◆ SOURCE EXCERPT:

Login  Register

Re: [ENH] isSeparator

Posted by Christoph Thiede on May 06, 2021; 8:32pm
URL: https://forum.world.st/ENH-isSeparator-tp5129517p5129519.html

Community support: Inlined changesets


--- isSeparator.1.cs ---

'From Squeak6.0alpha of 29 April 2021 [latest update: #20483] on 6 May 2021 at 10:21:24 pm'!

!Character methodsFor: 'testing' stamp: 'ct 5/6/2021 21:41'!
isSeparator
"Answer whether the receiver is a separator such as space, cr, tab, line feed, or form feed."

^ self encodedCharSet isSeparator: self! !


!EncodedCharSet class methodsFor: 'character classification' stamp: 'ct 5/6/2021 21:46'!
isSeparator: char
"Answer whether char has the code of a separator in this encoding."

^ self isSeparatorCode: char charCode! !

!EncodedCharSet class methodsFor: 'character classification' stamp: 'ct 5/6/2021 21:39'!

◆ DATA SUPPLIED:
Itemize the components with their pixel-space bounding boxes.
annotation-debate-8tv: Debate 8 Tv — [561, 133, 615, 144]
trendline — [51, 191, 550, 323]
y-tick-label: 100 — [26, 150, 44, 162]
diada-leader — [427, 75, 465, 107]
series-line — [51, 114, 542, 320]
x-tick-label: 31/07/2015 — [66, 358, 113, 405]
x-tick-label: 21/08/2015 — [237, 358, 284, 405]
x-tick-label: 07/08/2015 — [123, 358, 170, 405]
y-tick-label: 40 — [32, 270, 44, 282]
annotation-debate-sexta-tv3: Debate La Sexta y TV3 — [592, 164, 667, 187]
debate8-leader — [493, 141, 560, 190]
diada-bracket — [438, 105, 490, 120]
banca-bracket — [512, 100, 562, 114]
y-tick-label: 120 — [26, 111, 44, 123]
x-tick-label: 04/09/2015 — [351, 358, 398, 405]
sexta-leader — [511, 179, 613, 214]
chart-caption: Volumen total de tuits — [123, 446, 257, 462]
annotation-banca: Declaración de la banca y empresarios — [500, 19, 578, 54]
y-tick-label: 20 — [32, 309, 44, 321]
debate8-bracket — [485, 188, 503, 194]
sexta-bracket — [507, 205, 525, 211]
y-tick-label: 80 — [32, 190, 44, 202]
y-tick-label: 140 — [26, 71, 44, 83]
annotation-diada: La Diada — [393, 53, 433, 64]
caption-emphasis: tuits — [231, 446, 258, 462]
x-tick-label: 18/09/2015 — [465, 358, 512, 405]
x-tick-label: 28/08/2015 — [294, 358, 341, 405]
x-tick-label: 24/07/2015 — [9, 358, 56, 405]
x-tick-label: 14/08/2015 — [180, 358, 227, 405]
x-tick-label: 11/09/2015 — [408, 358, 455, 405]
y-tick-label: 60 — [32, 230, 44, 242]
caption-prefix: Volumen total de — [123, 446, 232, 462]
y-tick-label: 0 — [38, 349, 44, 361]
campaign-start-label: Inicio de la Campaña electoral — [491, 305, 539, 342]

◆ TO DO:
**1.** According to the isSeparator post, which characters does the comment on Character's isSeparator method name as separators?
**2.** Repeat the part of the isSeparator post that begins at the words "Posted by Christoph" and stops after "stamp: 'ct 5/6/2021 21:41'!".
**3.** Go on with the isSeparator post from the point where it stops.
The records have no connection to the isSeparator post.

◆ EXPECTED ANSWERS:
**1.** Space, cr, tab, line feed, and form feed.

**2.**
Posted by Christoph Thiede on May 06, 2021; 8:32pm
URL: https://forum.world.st/ENH-isSeparator-tp5129517p5129519.html

Community support: Inlined changesets


--- isSeparator.1.cs ---

'From Squeak6.0alpha of 29 April 2021 [latest update: #20483] on 6 May 2021 at 10:21:24 pm'!

!Character methodsFor: 'testing' stamp: 'ct 5/6/2021 21:41'!

**3.**
isSeparatorCode: anInteger
"Answer whether anInteger is the code of a separator."

^ Character separators includesCode: anInteger! !


!Unicode class methodsFor: 'character classification' stamp: 'ct 5/6/2021 21:51'!
isSeparatorCode: charCode

| cat |
cat := self generalCategoryOf: charCode.
^ cat = Cc or: [cat >= Zl and: [cat <= Zs]]! !
------

--- withAllBlanksTrimmed.1.cs ---
'From Squeak6.0alpha of 29 April 2021 [latest update: #20483] on 6 May 2021 at 10:24:39 pm'!

!String methodsFor: 'converting' stamp: 'ct 5/6/2021 21:56'!
withBlanksTrimmed
"Return a copy of the receiver from which leading and trailing blanks have been trimmed."

| first last |
first := (self findFirst: [:character | character isSeparator not]).
first = 0 ifTrue: [^ ''].
"no non-separator character"
last := self findLast: [:character | character isSeparator not].
last = 0 ifTrue: [last := self size].
(first = 1 and: [last = self size]) ifTrue: [^ self copy].
^ self copyFrom: first to: last! !


!StringTest methodsFor: 'tests - converting' stamp: 'ct 5/6/2021 22:00'!
testWithBlanksTrimmed

| s |
self assert: ' abc  d   ' withBlanksTrimmed = 'abc  d'.
self assert: 'abc  d   ' withBlanksTrimmed = 'abc  d'.
self assert: ' abc  d' withBlanksTrimmed = 'abc  d'.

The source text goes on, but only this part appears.